**SOURCE RECORDS**
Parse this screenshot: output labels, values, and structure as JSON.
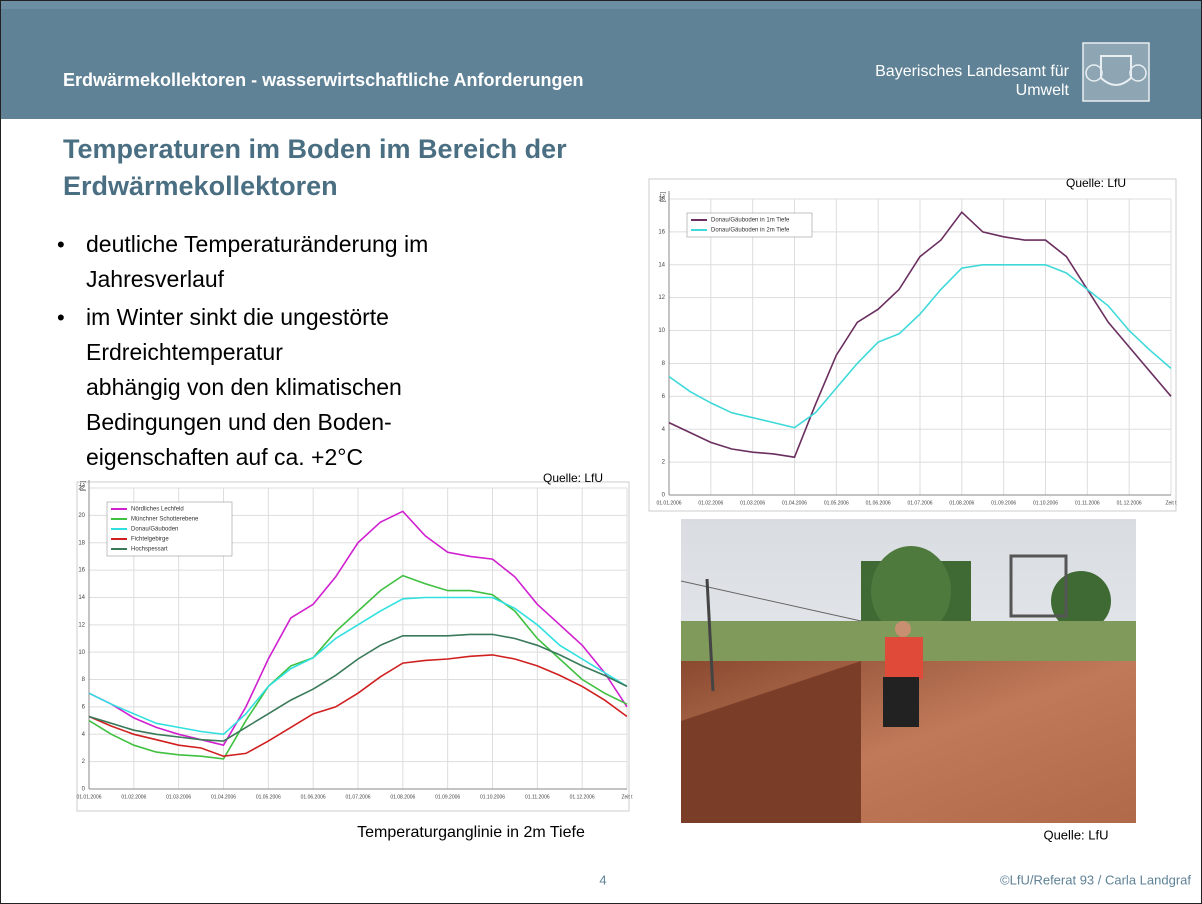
{
  "header": {
    "title": "Erdwärmekollektoren - wasserwirtschaftliche Anforderungen",
    "org_lines": [
      "Bayerisches Landesamt für",
      "Umwelt"
    ]
  },
  "slide_title": [
    "Temperaturen im Boden im Bereich der",
    "Erdwärmekollektoren"
  ],
  "bullets": [
    [
      "deutliche Temperaturänderung im",
      "Jahresverlauf"
    ],
    [
      "im Winter sinkt die ungestörte",
      "Erdreichtemperatur",
      "abhängig von den klimatischen",
      "Bedingungen und den Boden-",
      "eigenschaften auf ca. +2°C"
    ]
  ],
  "chart_data": [
    {
      "type": "line",
      "source": "Quelle: LfU",
      "ylabel": "[°C]",
      "categories": [
        "01.01.2006",
        null,
        "01.02.2006",
        null,
        "01.03.2006",
        null,
        "01.04.2006",
        null,
        "01.05.2006",
        null,
        "01.06.2006",
        null,
        "01.07.2006",
        null,
        "01.08.2006",
        null,
        "01.09.2006",
        null,
        "01.10.2006",
        null,
        "01.11.2006",
        null,
        "01.12.2006",
        null,
        "Zeit t"
      ],
      "ylim": [
        0,
        18
      ],
      "yticks": [
        0,
        2,
        4,
        6,
        8,
        10,
        12,
        14,
        16,
        18
      ],
      "grid": true,
      "legend": "upper left",
      "series": [
        {
          "name": "Donau/Gäuboden in 1m Tiefe",
          "color": "#6b2f5f",
          "values": [
            4.4,
            3.8,
            3.2,
            2.8,
            2.6,
            2.5,
            2.3,
            5.5,
            8.5,
            10.5,
            11.3,
            12.5,
            14.5,
            15.5,
            17.2,
            16,
            15.7,
            15.5,
            15.5,
            14.5,
            12.5,
            10.5,
            9,
            7.5,
            6
          ]
        },
        {
          "name": "Donau/Gäuboden in 2m Tiefe",
          "color": "#3fd9d9",
          "values": [
            7.2,
            6.3,
            5.6,
            5.0,
            4.7,
            4.4,
            4.1,
            5,
            6.5,
            8,
            9.3,
            9.8,
            11,
            12.5,
            13.8,
            14,
            14,
            14,
            14,
            13.5,
            12.5,
            11.5,
            10,
            8.8,
            7.7
          ]
        }
      ]
    },
    {
      "type": "line",
      "source": "Quelle: LfU",
      "ylabel": "[°C]",
      "caption": "Temperaturganglinie in 2m Tiefe",
      "categories": [
        "01.01.2006",
        null,
        "01.02.2006",
        null,
        "01.03.2006",
        null,
        "01.04.2006",
        null,
        "01.05.2006",
        null,
        "01.06.2006",
        null,
        "01.07.2006",
        null,
        "01.08.2006",
        null,
        "01.09.2006",
        null,
        "01.10.2006",
        null,
        "01.11.2006",
        null,
        "01.12.2006",
        null,
        "Zeit t"
      ],
      "ylim": [
        0,
        22
      ],
      "yticks": [
        0,
        2,
        4,
        6,
        8,
        10,
        12,
        14,
        16,
        18,
        20,
        22
      ],
      "grid": true,
      "legend": "upper left",
      "series": [
        {
          "name": "Nördliches Lechfeld",
          "color": "#d020d0",
          "values": [
            7,
            6.2,
            5.2,
            4.5,
            4,
            3.6,
            3.2,
            6,
            9.5,
            12.5,
            13.5,
            15.5,
            18,
            19.5,
            20.3,
            18.5,
            17.3,
            17,
            16.8,
            15.5,
            13.5,
            12,
            10.5,
            8.5,
            6
          ]
        },
        {
          "name": "Münchner Schotterebene",
          "color": "#40c040",
          "values": [
            5,
            4,
            3.2,
            2.7,
            2.5,
            2.4,
            2.2,
            5,
            7.5,
            9,
            9.6,
            11.5,
            13,
            14.5,
            15.6,
            15,
            14.5,
            14.5,
            14.2,
            13,
            11,
            9.5,
            8,
            7,
            6.2
          ]
        },
        {
          "name": "Donau/Gäuboden",
          "color": "#30e0e0",
          "values": [
            7,
            6.2,
            5.5,
            4.8,
            4.5,
            4.2,
            4,
            5.5,
            7.5,
            8.8,
            9.6,
            11,
            12,
            13,
            13.9,
            14,
            14,
            14,
            14,
            13.2,
            12,
            10.5,
            9.5,
            8.5,
            7.5
          ]
        },
        {
          "name": "Fichtelgebirge",
          "color": "#d02020",
          "values": [
            5.3,
            4.6,
            4,
            3.6,
            3.2,
            3,
            2.4,
            2.6,
            3.5,
            4.5,
            5.5,
            6,
            7,
            8.2,
            9.2,
            9.4,
            9.5,
            9.7,
            9.8,
            9.5,
            9,
            8.3,
            7.5,
            6.5,
            5.3
          ]
        },
        {
          "name": "Hochspessart",
          "color": "#3a7a5a",
          "values": [
            5.3,
            4.8,
            4.3,
            4,
            3.8,
            3.6,
            3.5,
            4.5,
            5.5,
            6.5,
            7.3,
            8.3,
            9.5,
            10.5,
            11.2,
            11.2,
            11.2,
            11.3,
            11.3,
            11,
            10.5,
            9.8,
            9,
            8.3,
            7.5
          ]
        }
      ]
    }
  ],
  "photo_source": "Quelle: LfU",
  "footer": {
    "page": "4",
    "credit": "©LfU/Referat 93 / Carla Landgraf"
  }
}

**GIVEN REQUEST**
Search the records for the word "name" and copy every line where it occurs.

**RESULT BELOW**
          "name": "Donau/Gäuboden in 1m Tiefe",
          "name": "Donau/Gäuboden in 2m Tiefe",
          "name": "Nördliches Lechfeld",
          "name": "Münchner Schotterebene",
          "name": "Donau/Gäuboden",
          "name": "Fichtelgebirge",
          "name": "Hochspessart",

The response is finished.